§ Your objective:
Copy out the records below from their first line through the line containing "453, 214, 472]", including both of those lines, and stop there.

[Layout region records]
⟨

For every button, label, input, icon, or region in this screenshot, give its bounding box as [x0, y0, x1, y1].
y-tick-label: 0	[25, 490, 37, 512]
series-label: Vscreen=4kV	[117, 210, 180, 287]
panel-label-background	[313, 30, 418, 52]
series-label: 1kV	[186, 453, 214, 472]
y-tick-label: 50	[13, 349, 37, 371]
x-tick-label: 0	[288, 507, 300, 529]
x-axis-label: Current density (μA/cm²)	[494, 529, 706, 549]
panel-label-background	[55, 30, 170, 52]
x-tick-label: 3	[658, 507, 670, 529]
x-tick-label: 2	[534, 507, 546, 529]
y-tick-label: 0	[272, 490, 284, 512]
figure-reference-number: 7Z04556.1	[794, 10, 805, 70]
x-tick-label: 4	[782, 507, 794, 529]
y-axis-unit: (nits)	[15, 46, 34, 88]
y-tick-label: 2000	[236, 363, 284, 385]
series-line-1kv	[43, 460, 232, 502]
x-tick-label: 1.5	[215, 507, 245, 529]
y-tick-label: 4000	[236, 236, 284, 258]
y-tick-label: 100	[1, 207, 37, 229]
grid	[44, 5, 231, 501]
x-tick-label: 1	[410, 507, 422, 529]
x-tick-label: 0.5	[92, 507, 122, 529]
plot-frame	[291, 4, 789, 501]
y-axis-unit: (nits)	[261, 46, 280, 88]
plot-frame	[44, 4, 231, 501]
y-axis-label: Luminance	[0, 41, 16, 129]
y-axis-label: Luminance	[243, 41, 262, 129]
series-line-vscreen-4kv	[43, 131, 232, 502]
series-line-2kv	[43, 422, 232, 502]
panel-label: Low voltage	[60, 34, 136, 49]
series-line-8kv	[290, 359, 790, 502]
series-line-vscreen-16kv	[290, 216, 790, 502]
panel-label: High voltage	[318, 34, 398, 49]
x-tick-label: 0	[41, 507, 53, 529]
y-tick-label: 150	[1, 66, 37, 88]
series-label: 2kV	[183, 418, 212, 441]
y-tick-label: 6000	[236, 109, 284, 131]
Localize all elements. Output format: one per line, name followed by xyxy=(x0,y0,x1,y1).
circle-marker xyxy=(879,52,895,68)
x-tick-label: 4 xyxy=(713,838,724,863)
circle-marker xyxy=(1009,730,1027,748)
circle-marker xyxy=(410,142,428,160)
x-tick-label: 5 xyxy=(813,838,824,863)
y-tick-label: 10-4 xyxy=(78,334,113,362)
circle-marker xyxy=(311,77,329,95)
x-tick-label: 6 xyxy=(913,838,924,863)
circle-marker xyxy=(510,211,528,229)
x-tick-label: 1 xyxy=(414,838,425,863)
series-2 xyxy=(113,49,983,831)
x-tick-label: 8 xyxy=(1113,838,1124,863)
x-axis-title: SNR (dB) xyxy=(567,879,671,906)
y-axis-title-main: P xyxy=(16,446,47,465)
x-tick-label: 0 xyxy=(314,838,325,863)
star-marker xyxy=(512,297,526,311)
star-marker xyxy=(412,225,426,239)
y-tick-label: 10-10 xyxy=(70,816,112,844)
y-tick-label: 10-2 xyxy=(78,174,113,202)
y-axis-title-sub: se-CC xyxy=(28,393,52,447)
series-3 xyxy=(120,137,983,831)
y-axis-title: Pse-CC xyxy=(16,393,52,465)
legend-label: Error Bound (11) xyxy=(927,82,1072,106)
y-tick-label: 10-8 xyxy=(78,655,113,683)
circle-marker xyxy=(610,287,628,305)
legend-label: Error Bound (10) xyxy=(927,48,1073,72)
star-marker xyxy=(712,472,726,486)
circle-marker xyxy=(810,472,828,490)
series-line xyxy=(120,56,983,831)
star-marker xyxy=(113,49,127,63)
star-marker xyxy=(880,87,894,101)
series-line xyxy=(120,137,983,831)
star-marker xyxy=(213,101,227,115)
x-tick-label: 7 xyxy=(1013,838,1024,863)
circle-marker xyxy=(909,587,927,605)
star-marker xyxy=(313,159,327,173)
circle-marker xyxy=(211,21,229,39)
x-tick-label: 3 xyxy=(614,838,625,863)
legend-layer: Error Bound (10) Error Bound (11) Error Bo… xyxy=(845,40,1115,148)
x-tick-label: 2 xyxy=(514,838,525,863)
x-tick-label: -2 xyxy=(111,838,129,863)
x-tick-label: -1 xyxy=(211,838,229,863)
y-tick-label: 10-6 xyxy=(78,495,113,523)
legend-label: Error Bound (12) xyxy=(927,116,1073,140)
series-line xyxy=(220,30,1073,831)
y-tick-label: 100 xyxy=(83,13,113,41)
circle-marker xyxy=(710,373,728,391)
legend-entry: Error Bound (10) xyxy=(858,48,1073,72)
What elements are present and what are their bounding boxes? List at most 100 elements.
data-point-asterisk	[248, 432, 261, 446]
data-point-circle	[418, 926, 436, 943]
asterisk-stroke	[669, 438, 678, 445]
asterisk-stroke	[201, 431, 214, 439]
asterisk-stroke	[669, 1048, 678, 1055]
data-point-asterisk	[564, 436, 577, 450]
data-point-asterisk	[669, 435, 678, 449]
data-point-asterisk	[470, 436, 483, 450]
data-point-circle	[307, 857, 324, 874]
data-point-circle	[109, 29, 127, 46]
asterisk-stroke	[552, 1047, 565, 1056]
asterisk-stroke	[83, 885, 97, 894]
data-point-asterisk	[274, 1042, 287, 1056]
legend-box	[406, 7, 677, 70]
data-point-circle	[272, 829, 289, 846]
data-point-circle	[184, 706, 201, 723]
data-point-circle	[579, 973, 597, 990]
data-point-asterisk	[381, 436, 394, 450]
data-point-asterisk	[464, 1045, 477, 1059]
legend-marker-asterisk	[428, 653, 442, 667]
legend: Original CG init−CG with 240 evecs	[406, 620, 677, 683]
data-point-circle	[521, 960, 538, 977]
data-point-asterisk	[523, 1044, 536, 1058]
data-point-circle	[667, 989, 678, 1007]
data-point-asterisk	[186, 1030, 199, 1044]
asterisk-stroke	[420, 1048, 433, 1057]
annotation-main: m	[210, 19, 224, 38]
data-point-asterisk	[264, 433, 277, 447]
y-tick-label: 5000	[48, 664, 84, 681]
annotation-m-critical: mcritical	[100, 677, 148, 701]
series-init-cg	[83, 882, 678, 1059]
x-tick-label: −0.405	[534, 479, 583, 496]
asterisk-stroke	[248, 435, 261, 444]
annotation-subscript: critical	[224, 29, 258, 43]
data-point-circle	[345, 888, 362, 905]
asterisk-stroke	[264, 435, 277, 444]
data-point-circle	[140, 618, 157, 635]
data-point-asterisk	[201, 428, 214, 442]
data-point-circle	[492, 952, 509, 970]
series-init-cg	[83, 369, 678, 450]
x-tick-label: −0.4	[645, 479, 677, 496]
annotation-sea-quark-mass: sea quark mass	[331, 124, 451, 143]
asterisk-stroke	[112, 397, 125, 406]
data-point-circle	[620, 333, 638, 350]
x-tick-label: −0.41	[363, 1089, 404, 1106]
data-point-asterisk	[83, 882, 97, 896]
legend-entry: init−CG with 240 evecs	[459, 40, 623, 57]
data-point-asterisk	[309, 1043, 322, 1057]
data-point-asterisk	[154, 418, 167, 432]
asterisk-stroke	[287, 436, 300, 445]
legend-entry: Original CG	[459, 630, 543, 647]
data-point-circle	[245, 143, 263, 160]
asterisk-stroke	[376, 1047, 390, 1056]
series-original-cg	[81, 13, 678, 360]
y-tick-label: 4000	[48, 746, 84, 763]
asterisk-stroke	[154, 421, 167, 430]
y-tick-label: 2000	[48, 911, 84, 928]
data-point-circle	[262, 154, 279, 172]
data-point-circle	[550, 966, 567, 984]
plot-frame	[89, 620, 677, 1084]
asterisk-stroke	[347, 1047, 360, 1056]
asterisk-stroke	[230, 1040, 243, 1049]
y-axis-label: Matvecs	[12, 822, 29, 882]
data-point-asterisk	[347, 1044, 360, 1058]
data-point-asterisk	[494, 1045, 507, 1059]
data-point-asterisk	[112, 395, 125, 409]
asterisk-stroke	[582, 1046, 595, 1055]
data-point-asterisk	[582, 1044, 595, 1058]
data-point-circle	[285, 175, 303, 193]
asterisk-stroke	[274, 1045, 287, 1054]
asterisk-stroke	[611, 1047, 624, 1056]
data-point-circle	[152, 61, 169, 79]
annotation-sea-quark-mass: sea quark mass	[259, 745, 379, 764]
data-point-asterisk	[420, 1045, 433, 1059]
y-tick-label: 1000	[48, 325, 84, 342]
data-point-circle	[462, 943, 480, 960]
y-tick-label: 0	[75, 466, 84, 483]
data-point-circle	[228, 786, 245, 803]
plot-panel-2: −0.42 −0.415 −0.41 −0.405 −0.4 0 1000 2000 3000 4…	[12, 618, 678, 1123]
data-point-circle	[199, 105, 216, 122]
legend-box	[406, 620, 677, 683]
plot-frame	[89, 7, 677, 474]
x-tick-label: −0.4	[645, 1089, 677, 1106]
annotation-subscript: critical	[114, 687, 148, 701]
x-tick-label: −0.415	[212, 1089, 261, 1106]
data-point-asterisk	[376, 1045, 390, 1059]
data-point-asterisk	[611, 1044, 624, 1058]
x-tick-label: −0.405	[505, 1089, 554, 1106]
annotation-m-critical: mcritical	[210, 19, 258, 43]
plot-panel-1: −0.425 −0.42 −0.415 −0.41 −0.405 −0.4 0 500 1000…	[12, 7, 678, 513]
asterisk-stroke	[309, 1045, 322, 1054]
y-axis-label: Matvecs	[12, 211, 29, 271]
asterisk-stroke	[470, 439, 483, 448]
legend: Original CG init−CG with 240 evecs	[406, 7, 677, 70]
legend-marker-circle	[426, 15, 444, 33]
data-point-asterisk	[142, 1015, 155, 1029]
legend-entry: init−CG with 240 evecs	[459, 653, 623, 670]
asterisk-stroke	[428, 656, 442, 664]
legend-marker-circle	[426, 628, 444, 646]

⟩

§ Full output:
For every button, label, input, icon, or region in this screenshot, give its bounding box as [x0, y0, x1, y1].
y-tick-label: 0	[25, 490, 37, 512]
series-label: Vscreen=4kV	[117, 210, 180, 287]
panel-label-background	[313, 30, 418, 52]
series-label: 1kV	[186, 453, 214, 472]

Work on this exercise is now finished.